Provided records:
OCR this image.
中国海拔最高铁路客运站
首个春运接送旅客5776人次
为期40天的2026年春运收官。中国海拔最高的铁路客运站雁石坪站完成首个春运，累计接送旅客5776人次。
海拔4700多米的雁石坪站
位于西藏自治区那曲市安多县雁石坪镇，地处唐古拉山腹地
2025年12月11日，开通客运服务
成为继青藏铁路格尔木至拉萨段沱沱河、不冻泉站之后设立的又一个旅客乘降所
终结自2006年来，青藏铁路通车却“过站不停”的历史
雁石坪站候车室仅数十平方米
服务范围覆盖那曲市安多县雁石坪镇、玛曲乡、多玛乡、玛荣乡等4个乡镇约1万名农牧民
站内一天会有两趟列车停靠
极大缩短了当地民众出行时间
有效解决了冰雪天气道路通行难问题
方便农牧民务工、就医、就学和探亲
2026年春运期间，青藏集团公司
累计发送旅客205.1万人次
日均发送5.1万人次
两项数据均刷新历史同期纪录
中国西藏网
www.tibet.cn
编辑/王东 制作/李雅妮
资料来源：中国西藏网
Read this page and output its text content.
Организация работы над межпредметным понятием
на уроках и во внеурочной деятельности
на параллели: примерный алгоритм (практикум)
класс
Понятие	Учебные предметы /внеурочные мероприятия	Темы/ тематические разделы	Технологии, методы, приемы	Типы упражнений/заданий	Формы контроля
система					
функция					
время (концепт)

Problem statement: Print every record exactly as it was given.

Output of the exercise:
OCR this image.
中国海拔最高铁路客运站
首个春运接送旅客5776人次
为期40天的2026年春运收官。中国海拔最高的铁路客运站雁石坪站完成首个春运，累计接送旅客5776人次。
海拔4700多米的雁石坪站
位于西藏自治区那曲市安多县雁石坪镇，地处唐古拉山腹地
2025年12月11日，开通客运服务
成为继青藏铁路格尔木至拉萨段沱沱河、不冻泉站之后设立的又一个旅客乘降所
终结自2006年来，青藏铁路通车却“过站不停”的历史
雁石坪站候车室仅数十平方米
服务范围覆盖那曲市安多县雁石坪镇、玛曲乡、多玛乡、玛荣乡等4个乡镇约1万名农牧民
站内一天会有两趟列车停靠
极大缩短了当地民众出行时间
有效解决了冰雪天气道路通行难问题
方便农牧民务工、就医、就学和探亲
2026年春运期间，青藏集团公司
累计发送旅客205.1万人次
日均发送5.1万人次
两项数据均刷新历史同期纪录
中国西藏网
www.tibet.cn
编辑/王东 制作/李雅妮
资料来源：中国西藏网
Read this page and output its text content.
Организация работы над межпредметным понятием
на уроках и во внеурочной деятельности
на параллели: примерный алгоритм (практикум)
класс
Понятие	Учебные предметы /внеурочные мероприятия	Темы/ тематические разделы	Технологии, методы, приемы	Типы упражнений/заданий	Формы контроля
система					
функция					
время (концепт)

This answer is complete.